Provided text:
----------

Education about dementia and related behavioral problems can be invaluable to family members of demented patients, as well as to community and institutional caregivers. The most useful resource for family information, education and referral is the Alzheimer's Association. Caregiving classes, support groups, and information and referral to tangible local resources are provided. Numerous books and pamphlets on practical caregiving strategies are also available . These resources can help meet many of the substantial needs of family caregivers at little cost.

Home Care and Placement

n a growing number of communities, a number of alternatives to nursing home placement exist for the care of demented patients. In-home respite care, companionship and homemaking services provide supplemental resources for home-based care. Adult day care programs (especially if dementia-specific ) can offer meaningful structured activities for patients. These can provide needed socialization, exercise and routine for the demented elderly patient, and allow a well-needed respite for caregivers. At least one-third of community-based dementia patients may not have local caregivers. When safety concerns arise, or when an individual's social support network becomes inadequate for their needs, placement outside of the home may be necessary. Placement appropriate to the needs of the patient can avoid iatrogenic disability. Supervised assisted living environments, such as adult family foster care, "group homes" and community-based residential facilities offer home-like environments where patients can live at their highest functional level. When long term skilled nursing becomes necessary, dementia-specific care units are a valuable resource where available. In utilizing consistent and knowledgeable staff, these units can be more conducive to behavior management strategies.

----------

Structured page parsing data
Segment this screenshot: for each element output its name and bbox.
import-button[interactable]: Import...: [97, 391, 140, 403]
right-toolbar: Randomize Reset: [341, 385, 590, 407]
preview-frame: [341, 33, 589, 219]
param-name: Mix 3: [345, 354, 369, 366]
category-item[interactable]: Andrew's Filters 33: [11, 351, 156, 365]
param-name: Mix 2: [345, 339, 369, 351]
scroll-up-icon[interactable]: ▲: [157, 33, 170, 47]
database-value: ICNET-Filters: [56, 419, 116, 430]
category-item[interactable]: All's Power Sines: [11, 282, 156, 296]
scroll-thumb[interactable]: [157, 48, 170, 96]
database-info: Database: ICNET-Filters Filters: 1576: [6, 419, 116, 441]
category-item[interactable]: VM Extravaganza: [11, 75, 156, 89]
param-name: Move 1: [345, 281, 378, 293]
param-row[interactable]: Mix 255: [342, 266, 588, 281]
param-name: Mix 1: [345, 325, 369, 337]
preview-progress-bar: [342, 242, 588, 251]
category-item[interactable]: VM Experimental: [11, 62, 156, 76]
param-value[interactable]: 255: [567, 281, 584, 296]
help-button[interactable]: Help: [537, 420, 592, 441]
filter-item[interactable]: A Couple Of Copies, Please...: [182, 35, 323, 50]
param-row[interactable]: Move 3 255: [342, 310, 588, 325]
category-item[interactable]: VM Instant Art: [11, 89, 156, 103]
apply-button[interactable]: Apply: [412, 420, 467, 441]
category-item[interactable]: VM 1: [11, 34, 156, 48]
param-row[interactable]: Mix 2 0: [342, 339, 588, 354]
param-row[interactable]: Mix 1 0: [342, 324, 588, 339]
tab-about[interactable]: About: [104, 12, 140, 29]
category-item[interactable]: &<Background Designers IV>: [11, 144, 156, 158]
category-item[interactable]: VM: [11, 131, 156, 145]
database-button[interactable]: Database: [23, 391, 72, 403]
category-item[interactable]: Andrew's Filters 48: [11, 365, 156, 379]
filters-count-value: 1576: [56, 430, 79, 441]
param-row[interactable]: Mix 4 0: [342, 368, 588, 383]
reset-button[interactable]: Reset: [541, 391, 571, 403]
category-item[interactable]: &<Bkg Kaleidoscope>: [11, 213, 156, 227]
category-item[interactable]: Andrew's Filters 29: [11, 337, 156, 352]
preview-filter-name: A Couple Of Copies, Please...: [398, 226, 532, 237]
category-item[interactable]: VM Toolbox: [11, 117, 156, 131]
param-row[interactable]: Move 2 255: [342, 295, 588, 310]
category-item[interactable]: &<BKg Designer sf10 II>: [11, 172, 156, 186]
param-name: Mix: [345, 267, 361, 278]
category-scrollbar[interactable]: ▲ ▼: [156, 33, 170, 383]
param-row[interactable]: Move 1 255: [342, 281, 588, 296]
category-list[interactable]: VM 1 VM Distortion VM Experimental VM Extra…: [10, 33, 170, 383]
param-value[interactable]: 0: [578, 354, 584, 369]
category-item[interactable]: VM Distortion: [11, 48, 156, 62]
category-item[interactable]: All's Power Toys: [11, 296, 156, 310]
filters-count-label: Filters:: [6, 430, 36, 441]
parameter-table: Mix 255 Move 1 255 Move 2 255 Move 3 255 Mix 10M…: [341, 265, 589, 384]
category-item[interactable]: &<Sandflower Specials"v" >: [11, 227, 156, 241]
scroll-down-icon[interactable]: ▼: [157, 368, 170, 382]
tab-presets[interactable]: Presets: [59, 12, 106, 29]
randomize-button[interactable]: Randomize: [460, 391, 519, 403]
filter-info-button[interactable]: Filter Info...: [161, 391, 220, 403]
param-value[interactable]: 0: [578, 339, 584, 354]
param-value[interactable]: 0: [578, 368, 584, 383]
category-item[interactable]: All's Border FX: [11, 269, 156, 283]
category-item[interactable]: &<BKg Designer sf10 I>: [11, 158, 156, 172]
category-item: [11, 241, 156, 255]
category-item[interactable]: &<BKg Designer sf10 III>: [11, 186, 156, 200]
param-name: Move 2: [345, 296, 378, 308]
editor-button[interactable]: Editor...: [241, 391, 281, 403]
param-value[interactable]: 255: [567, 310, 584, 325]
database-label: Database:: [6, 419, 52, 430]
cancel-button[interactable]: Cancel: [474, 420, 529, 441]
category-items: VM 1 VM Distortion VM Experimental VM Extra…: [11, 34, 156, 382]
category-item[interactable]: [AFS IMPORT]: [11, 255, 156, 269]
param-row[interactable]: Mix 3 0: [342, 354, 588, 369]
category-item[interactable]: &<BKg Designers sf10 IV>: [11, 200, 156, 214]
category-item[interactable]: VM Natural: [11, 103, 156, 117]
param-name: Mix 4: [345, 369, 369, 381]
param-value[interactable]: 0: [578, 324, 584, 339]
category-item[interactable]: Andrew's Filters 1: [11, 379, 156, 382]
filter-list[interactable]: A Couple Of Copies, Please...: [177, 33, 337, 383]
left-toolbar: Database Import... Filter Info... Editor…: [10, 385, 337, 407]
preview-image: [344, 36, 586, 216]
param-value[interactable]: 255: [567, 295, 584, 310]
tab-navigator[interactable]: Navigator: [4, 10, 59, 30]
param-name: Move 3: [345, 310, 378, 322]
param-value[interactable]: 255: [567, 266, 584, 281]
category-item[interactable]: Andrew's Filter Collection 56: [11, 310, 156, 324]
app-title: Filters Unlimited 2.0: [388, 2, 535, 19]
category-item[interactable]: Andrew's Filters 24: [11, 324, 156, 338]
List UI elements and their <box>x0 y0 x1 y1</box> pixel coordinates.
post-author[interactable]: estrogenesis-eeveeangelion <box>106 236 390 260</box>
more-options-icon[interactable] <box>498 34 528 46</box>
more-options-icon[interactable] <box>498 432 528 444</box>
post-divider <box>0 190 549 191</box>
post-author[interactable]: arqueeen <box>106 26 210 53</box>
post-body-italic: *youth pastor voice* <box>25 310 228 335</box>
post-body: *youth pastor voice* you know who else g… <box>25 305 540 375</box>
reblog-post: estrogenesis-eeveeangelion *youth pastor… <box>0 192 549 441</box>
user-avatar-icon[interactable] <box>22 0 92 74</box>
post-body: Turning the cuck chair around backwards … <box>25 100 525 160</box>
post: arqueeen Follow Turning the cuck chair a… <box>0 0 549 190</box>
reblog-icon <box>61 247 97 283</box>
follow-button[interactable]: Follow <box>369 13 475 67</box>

----------

What the exercise asks:
According to the text on dementia care, what is the most useful resource for family information, education and referral?

Solution for this exercise:
The Alzheimer's Association.